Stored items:
+ + + + + + +

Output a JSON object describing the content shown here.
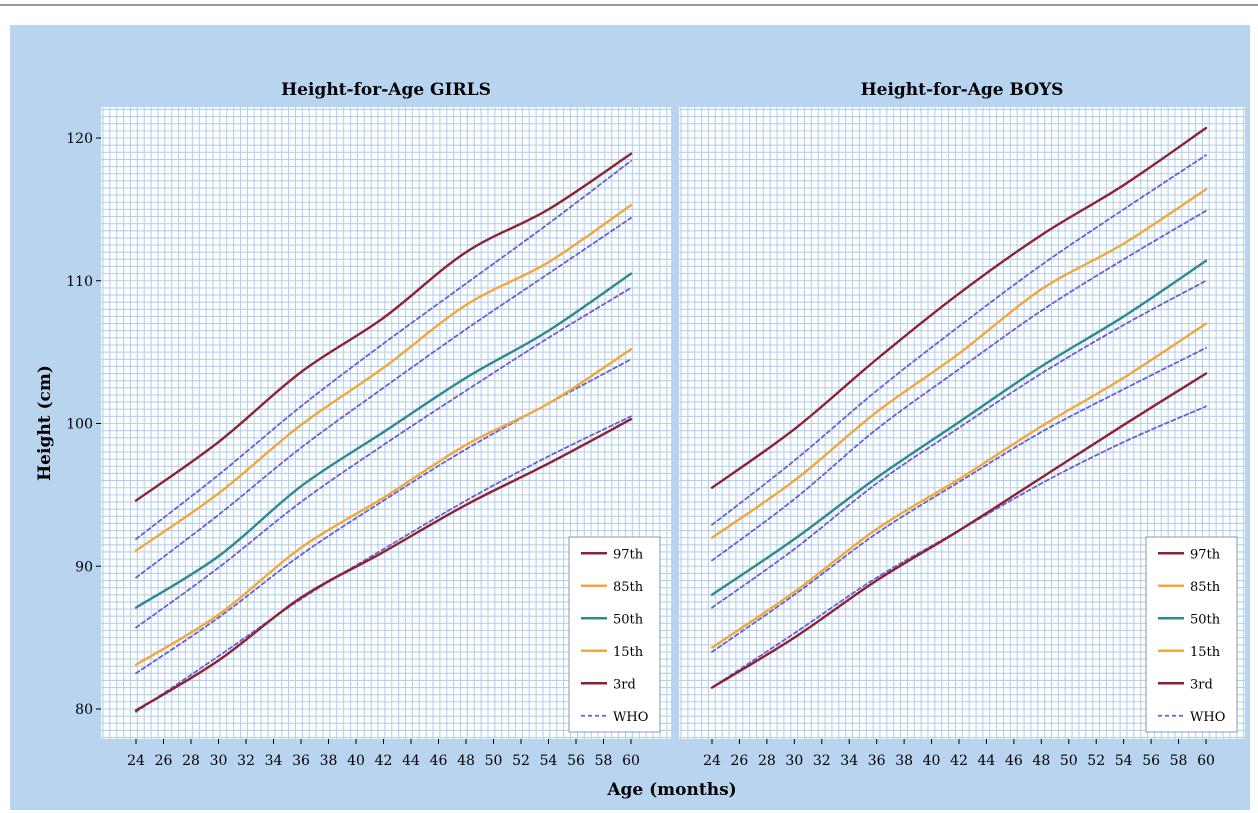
{
  "colors": {
    "p97": "#8b2332",
    "p85": "#f0a83c",
    "p50": "#2f8a8e",
    "p15": "#f0a83c",
    "p3": "#8b2332",
    "who": "#6a5fd0",
    "frame": "#b8d4ee",
    "grid": "#b5d0ec"
  },
  "chart_data": [
    {
      "type": "line",
      "title": "Height-for-Age GIRLS",
      "xlabel": "Age (months)",
      "ylabel": "Height (cm)",
      "xlim": [
        24,
        60
      ],
      "ylim": [
        80,
        120
      ],
      "x_ticks": [
        24,
        26,
        28,
        30,
        32,
        34,
        36,
        38,
        40,
        42,
        44,
        46,
        48,
        50,
        52,
        54,
        56,
        58,
        60
      ],
      "y_ticks": [
        80,
        90,
        100,
        110,
        120
      ],
      "grid": true,
      "legend_position": "bottom-right",
      "x": [
        24,
        30,
        36,
        42,
        48,
        54,
        60
      ],
      "series": [
        {
          "name": "97th",
          "key": "p97",
          "style": "solid",
          "values": [
            94.6,
            98.7,
            103.6,
            107.4,
            112.0,
            115.0,
            118.9
          ]
        },
        {
          "name": "85th",
          "key": "p85",
          "style": "solid",
          "values": [
            91.1,
            95.1,
            99.9,
            103.9,
            108.3,
            111.3,
            115.3
          ]
        },
        {
          "name": "50th",
          "key": "p50",
          "style": "solid",
          "values": [
            87.1,
            90.7,
            95.6,
            99.4,
            103.2,
            106.5,
            110.5
          ]
        },
        {
          "name": "15th",
          "key": "p15",
          "style": "solid",
          "values": [
            83.1,
            86.6,
            91.3,
            94.8,
            98.5,
            101.4,
            105.2
          ]
        },
        {
          "name": "3rd",
          "key": "p3",
          "style": "solid",
          "values": [
            79.9,
            83.4,
            87.8,
            91.0,
            94.3,
            97.2,
            100.3
          ]
        },
        {
          "name": "WHO",
          "key": "who",
          "style": "dashed",
          "values": [
            91.9,
            96.4,
            101.2,
            105.6,
            109.8,
            114.0,
            118.4
          ]
        },
        {
          "name": "",
          "key": "who",
          "style": "dashed",
          "values": [
            89.2,
            93.6,
            98.3,
            102.5,
            106.6,
            110.5,
            114.4
          ]
        },
        {
          "name": "",
          "key": "who",
          "style": "dashed",
          "values": [
            85.7,
            89.9,
            94.5,
            98.5,
            102.3,
            106.0,
            109.5
          ]
        },
        {
          "name": "",
          "key": "who",
          "style": "dashed",
          "values": [
            82.5,
            86.4,
            90.8,
            94.6,
            98.2,
            101.4,
            104.5
          ]
        },
        {
          "name": "",
          "key": "who",
          "style": "dashed",
          "values": [
            79.8,
            83.7,
            87.7,
            91.2,
            94.6,
            97.7,
            100.5
          ]
        }
      ]
    },
    {
      "type": "line",
      "title": "Height-for-Age BOYS",
      "xlabel": "Age (months)",
      "ylabel": "Height (cm)",
      "xlim": [
        24,
        60
      ],
      "ylim": [
        80,
        120
      ],
      "x_ticks": [
        24,
        26,
        28,
        30,
        32,
        34,
        36,
        38,
        40,
        42,
        44,
        46,
        48,
        50,
        52,
        54,
        56,
        58,
        60
      ],
      "y_ticks": [
        80,
        90,
        100,
        110,
        120
      ],
      "grid": true,
      "legend_position": "bottom-right",
      "x": [
        24,
        30,
        36,
        42,
        48,
        54,
        60
      ],
      "series": [
        {
          "name": "97th",
          "key": "p97",
          "style": "solid",
          "values": [
            95.5,
            99.6,
            104.5,
            109.1,
            113.2,
            116.7,
            120.7
          ]
        },
        {
          "name": "85th",
          "key": "p85",
          "style": "solid",
          "values": [
            92.0,
            96.0,
            100.8,
            104.9,
            109.4,
            112.6,
            116.4
          ]
        },
        {
          "name": "50th",
          "key": "p50",
          "style": "solid",
          "values": [
            88.0,
            91.9,
            96.2,
            100.1,
            104.0,
            107.5,
            111.4
          ]
        },
        {
          "name": "15th",
          "key": "p15",
          "style": "solid",
          "values": [
            84.3,
            88.2,
            92.6,
            96.1,
            99.8,
            103.2,
            107.0
          ]
        },
        {
          "name": "3rd",
          "key": "p3",
          "style": "solid",
          "values": [
            81.5,
            85.0,
            89.0,
            92.5,
            96.2,
            99.9,
            103.5
          ]
        },
        {
          "name": "WHO",
          "key": "who",
          "style": "dashed",
          "values": [
            92.9,
            97.4,
            102.3,
            106.8,
            111.1,
            115.0,
            118.8
          ]
        },
        {
          "name": "",
          "key": "who",
          "style": "dashed",
          "values": [
            90.4,
            94.7,
            99.6,
            103.8,
            107.9,
            111.5,
            114.9
          ]
        },
        {
          "name": "",
          "key": "who",
          "style": "dashed",
          "values": [
            87.1,
            91.2,
            95.8,
            99.7,
            103.5,
            106.9,
            110.0
          ]
        },
        {
          "name": "",
          "key": "who",
          "style": "dashed",
          "values": [
            84.0,
            88.0,
            92.3,
            95.9,
            99.4,
            102.4,
            105.3
          ]
        },
        {
          "name": "",
          "key": "who",
          "style": "dashed",
          "values": [
            81.5,
            85.3,
            89.2,
            92.5,
            95.8,
            98.7,
            101.2
          ]
        }
      ]
    }
  ]
}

+ + + + + + +

- _SET TASK_: Repeat the full listing above exactly, with no pictures in the copy.

- _FINISHED ANSWER_:
Output a JSON object describing the content shown here.
{
  "colors": {
    "p97": "#8b2332",
    "p85": "#f0a83c",
    "p50": "#2f8a8e",
    "p15": "#f0a83c",
    "p3": "#8b2332",
    "who": "#6a5fd0",
    "frame": "#b8d4ee",
    "grid": "#b5d0ec"
  },
  "chart_data": [
    {
      "type": "line",
      "title": "Height-for-Age GIRLS",
      "xlabel": "Age (months)",
      "ylabel": "Height (cm)",
      "xlim": [
        24,
        60
      ],
      "ylim": [
        80,
        120
      ],
      "x_ticks": [
        24,
        26,
        28,
        30,
        32,
        34,
        36,
        38,
        40,
        42,
        44,
        46,
        48,
        50,
        52,
        54,
        56,
        58,
        60
      ],
      "y_ticks": [
        80,
        90,
        100,
        110,
        120
      ],
      "grid": true,
      "legend_position": "bottom-right",
      "x": [
        24,
        30,
        36,
        42,
        48,
        54,
        60
      ],
      "series": [
        {
          "name": "97th",
          "key": "p97",
          "style": "solid",
          "values": [
            94.6,
            98.7,
            103.6,
            107.4,
            112.0,
            115.0,
            118.9
          ]
        },
        {
          "name": "85th",
          "key": "p85",
          "style": "solid",
          "values": [
            91.1,
            95.1,
            99.9,
            103.9,
            108.3,
            111.3,
            115.3
          ]
        },
        {
          "name": "50th",
          "key": "p50",
          "style": "solid",
          "values": [
            87.1,
            90.7,
            95.6,
            99.4,
            103.2,
            106.5,
            110.5
          ]
        },
        {
          "name": "15th",
          "key": "p15",
          "style": "solid",
          "values": [
            83.1,
            86.6,
            91.3,
            94.8,
            98.5,
            101.4,
            105.2
          ]
        },
        {
          "name": "3rd",
          "key": "p3",
          "style": "solid",
          "values": [
            79.9,
            83.4,
            87.8,
            91.0,
            94.3,
            97.2,
            100.3
          ]
        },
        {
          "name": "WHO",
          "key": "who",
          "style": "dashed",
          "values": [
            91.9,
            96.4,
            101.2,
            105.6,
            109.8,
            114.0,
            118.4
          ]
        },
        {
          "name": "",
          "key": "who",
          "style": "dashed",
          "values": [
            89.2,
            93.6,
            98.3,
            102.5,
            106.6,
            110.5,
            114.4
          ]
        },
        {
          "name": "",
          "key": "who",
          "style": "dashed",
          "values": [
            85.7,
            89.9,
            94.5,
            98.5,
            102.3,
            106.0,
            109.5
          ]
        },
        {
          "name": "",
          "key": "who",
          "style": "dashed",
          "values": [
            82.5,
            86.4,
            90.8,
            94.6,
            98.2,
            101.4,
            104.5
          ]
        },
        {
          "name": "",
          "key": "who",
          "style": "dashed",
          "values": [
            79.8,
            83.7,
            87.7,
            91.2,
            94.6,
            97.7,
            100.5
          ]
        }
      ]
    },
    {
      "type": "line",
      "title": "Height-for-Age BOYS",
      "xlabel": "Age (months)",
      "ylabel": "Height (cm)",
      "xlim": [
        24,
        60
      ],
      "ylim": [
        80,
        120
      ],
      "x_ticks": [
        24,
        26,
        28,
        30,
        32,
        34,
        36,
        38,
        40,
        42,
        44,
        46,
        48,
        50,
        52,
        54,
        56,
        58,
        60
      ],
      "y_ticks": [
        80,
        90,
        100,
        110,
        120
      ],
      "grid": true,
      "legend_position": "bottom-right",
      "x": [
        24,
        30,
        36,
        42,
        48,
        54,
        60
      ],
      "series": [
        {
          "name": "97th",
          "key": "p97",
          "style": "solid",
          "values": [
            95.5,
            99.6,
            104.5,
            109.1,
            113.2,
            116.7,
            120.7
          ]
        },
        {
          "name": "85th",
          "key": "p85",
          "style": "solid",
          "values": [
            92.0,
            96.0,
            100.8,
            104.9,
            109.4,
            112.6,
            116.4
          ]
        },
        {
          "name": "50th",
          "key": "p50",
          "style": "solid",
          "values": [
            88.0,
            91.9,
            96.2,
            100.1,
            104.0,
            107.5,
            111.4
          ]
        },
        {
          "name": "15th",
          "key": "p15",
          "style": "solid",
          "values": [
            84.3,
            88.2,
            92.6,
            96.1,
            99.8,
            103.2,
            107.0
          ]
        },
        {
          "name": "3rd",
          "key": "p3",
          "style": "solid",
          "values": [
            81.5,
            85.0,
            89.0,
            92.5,
            96.2,
            99.9,
            103.5
          ]
        },
        {
          "name": "WHO",
          "key": "who",
          "style": "dashed",
          "values": [
            92.9,
            97.4,
            102.3,
            106.8,
            111.1,
            115.0,
            118.8
          ]
        },
        {
          "name": "",
          "key": "who",
          "style": "dashed",
          "values": [
            90.4,
            94.7,
            99.6,
            103.8,
            107.9,
            111.5,
            114.9
          ]
        },
        {
          "name": "",
          "key": "who",
          "style": "dashed",
          "values": [
            87.1,
            91.2,
            95.8,
            99.7,
            103.5,
            106.9,
            110.0
          ]
        },
        {
          "name": "",
          "key": "who",
          "style": "dashed",
          "values": [
            84.0,
            88.0,
            92.3,
            95.9,
            99.4,
            102.4,
            105.3
          ]
        },
        {
          "name": "",
          "key": "who",
          "style": "dashed",
          "values": [
            81.5,
            85.3,
            89.2,
            92.5,
            95.8,
            98.7,
            101.2
          ]
        }
      ]
    }
  ]
}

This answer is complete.